* _Stated task_
Below are the records; collect from them each line containing the string "Corte".

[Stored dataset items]
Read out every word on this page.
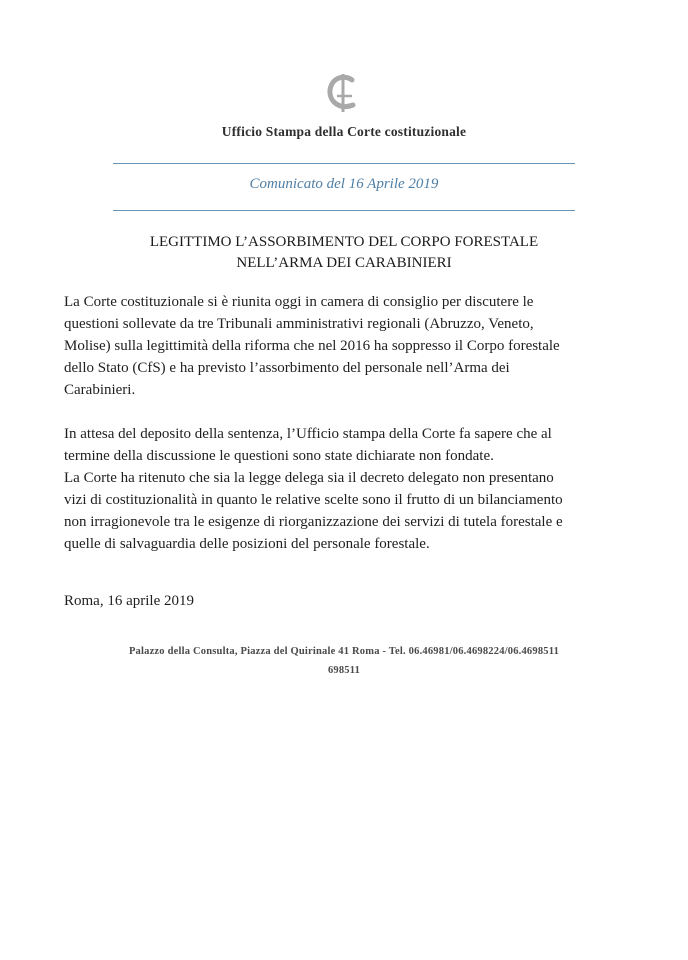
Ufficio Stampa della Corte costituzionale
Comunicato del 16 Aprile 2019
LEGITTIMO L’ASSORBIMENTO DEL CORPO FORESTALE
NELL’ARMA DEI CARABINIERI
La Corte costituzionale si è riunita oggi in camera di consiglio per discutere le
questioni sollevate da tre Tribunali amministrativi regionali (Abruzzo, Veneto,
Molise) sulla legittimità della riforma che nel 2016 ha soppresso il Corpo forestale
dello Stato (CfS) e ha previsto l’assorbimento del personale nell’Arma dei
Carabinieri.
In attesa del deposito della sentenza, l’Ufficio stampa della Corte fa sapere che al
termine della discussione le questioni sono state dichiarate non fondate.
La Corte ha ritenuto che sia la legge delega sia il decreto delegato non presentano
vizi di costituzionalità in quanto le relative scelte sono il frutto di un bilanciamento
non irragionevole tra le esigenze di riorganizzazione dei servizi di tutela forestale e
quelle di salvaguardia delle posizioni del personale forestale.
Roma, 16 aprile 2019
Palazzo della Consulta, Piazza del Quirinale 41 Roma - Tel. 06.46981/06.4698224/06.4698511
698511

* * *

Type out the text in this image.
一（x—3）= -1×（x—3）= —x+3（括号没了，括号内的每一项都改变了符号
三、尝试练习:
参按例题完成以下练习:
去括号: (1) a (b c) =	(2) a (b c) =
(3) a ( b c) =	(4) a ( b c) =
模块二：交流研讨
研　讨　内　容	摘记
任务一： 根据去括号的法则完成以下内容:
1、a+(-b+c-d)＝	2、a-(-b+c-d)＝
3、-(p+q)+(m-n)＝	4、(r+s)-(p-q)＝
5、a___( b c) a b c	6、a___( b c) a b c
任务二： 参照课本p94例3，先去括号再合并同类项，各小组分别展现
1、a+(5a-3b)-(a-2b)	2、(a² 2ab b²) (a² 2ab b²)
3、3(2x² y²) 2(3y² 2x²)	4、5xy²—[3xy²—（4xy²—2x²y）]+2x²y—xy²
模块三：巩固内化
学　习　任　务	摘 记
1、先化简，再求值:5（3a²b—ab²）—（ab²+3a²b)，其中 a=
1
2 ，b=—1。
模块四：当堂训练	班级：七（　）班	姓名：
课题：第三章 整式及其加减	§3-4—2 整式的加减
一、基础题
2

* _Complete output_
Ufficio Stampa della Corte costituzionale
La Corte costituzionale si è riunita oggi in camera di consiglio per discutere le
In attesa del deposito della sentenza, l’Ufficio stampa della Corte fa sapere che al
La Corte ha ritenuto che sia la legge delega sia il decreto delegato non presentano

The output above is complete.